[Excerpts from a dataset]
....

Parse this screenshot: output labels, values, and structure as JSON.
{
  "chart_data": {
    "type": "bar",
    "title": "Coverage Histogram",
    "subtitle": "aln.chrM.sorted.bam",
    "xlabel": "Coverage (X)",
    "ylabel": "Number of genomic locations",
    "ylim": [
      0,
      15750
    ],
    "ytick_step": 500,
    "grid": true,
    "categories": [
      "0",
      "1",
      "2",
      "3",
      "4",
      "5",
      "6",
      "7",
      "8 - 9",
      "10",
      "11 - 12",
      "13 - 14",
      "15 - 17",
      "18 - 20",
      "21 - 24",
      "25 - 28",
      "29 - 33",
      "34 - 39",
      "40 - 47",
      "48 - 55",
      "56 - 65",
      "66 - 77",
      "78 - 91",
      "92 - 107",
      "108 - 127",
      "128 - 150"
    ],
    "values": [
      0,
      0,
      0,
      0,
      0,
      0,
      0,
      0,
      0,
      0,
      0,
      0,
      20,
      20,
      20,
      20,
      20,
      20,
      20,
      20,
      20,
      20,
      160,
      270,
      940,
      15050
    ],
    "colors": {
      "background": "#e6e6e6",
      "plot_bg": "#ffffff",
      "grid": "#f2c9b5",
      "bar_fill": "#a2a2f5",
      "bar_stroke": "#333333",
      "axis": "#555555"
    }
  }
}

....

◆ What is being asked
Output all of the data again, exactly.

◆ Solution
Parse this screenshot: output labels, values, and structure as JSON.
{
  "chart_data": {
    "type": "bar",
    "title": "Coverage Histogram",
    "subtitle": "aln.chrM.sorted.bam",
    "xlabel": "Coverage (X)",
    "ylabel": "Number of genomic locations",
    "ylim": [
      0,
      15750
    ],
    "ytick_step": 500,
    "grid": true,
    "categories": [
      "0",
      "1",
      "2",
      "3",
      "4",
      "5",
      "6",
      "7",
      "8 - 9",
      "10",
      "11 - 12",
      "13 - 14",
      "15 - 17",
      "18 - 20",
      "21 - 24",
      "25 - 28",
      "29 - 33",
      "34 - 39",
      "40 - 47",
      "48 - 55",
      "56 - 65",
      "66 - 77",
      "78 - 91",
      "92 - 107",
      "108 - 127",
      "128 - 150"
    ],
    "values": [
      0,
      0,
      0,
      0,
      0,
      0,
      0,
      0,
      0,
      0,
      0,
      0,
      20,
      20,
      20,
      20,
      20,
      20,
      20,
      20,
      20,
      20,
      160,
      270,
      940,
      15050
    ],
    "colors": {
      "background": "#e6e6e6",
      "plot_bg": "#ffffff",
      "grid": "#f2c9b5",
      "bar_fill": "#a2a2f5",
      "bar_stroke": "#333333",
      "axis": "#555555"
    }
  }
}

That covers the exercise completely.